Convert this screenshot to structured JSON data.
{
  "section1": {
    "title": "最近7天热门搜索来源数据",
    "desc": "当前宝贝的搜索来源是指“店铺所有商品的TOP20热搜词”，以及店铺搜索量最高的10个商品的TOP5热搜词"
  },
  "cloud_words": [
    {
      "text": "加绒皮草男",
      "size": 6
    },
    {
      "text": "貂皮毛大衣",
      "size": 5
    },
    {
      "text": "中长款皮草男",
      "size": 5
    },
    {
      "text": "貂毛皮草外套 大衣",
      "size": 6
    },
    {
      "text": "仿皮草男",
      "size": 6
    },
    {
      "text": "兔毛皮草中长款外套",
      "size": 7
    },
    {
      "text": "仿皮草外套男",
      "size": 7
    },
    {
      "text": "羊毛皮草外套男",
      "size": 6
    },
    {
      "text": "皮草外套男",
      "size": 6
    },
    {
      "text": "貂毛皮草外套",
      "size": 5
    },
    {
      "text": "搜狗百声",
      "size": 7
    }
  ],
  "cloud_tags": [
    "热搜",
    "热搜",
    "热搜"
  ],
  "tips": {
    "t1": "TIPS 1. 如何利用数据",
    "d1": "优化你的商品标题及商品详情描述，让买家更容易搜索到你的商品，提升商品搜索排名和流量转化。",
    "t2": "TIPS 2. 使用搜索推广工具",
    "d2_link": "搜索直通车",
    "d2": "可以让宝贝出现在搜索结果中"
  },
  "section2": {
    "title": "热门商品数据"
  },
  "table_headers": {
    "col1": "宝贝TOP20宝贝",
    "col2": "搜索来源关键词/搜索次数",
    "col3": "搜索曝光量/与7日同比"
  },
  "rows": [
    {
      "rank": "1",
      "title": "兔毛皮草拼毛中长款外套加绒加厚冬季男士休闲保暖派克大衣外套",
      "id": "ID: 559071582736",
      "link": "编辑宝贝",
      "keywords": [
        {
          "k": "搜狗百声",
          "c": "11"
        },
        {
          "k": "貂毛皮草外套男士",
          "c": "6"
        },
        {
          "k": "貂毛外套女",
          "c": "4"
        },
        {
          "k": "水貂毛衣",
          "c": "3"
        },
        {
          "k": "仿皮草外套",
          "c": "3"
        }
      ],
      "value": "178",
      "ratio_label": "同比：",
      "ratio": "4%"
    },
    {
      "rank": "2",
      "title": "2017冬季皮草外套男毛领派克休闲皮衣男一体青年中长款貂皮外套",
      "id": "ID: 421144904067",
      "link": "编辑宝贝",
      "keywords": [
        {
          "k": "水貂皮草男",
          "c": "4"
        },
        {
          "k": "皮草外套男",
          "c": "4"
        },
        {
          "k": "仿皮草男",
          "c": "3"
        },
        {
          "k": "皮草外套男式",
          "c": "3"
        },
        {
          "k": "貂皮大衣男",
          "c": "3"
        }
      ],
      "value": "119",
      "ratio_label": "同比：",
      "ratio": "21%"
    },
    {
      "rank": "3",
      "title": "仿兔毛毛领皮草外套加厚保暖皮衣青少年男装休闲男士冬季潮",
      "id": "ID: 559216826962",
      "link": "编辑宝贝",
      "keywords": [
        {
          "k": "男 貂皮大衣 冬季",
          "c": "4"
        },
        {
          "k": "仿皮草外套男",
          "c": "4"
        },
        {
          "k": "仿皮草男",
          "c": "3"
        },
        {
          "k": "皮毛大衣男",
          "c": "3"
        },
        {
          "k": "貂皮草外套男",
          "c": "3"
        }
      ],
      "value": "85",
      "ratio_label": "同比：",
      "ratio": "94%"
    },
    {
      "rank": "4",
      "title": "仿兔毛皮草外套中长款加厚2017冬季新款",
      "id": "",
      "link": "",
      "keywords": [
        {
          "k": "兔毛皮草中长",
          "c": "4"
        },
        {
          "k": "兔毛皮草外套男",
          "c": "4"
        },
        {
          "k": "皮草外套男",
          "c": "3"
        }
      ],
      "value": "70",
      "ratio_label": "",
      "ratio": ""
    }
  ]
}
• • •
Count the lines of the listing above that include the word "value" and state the total with nothing else.

4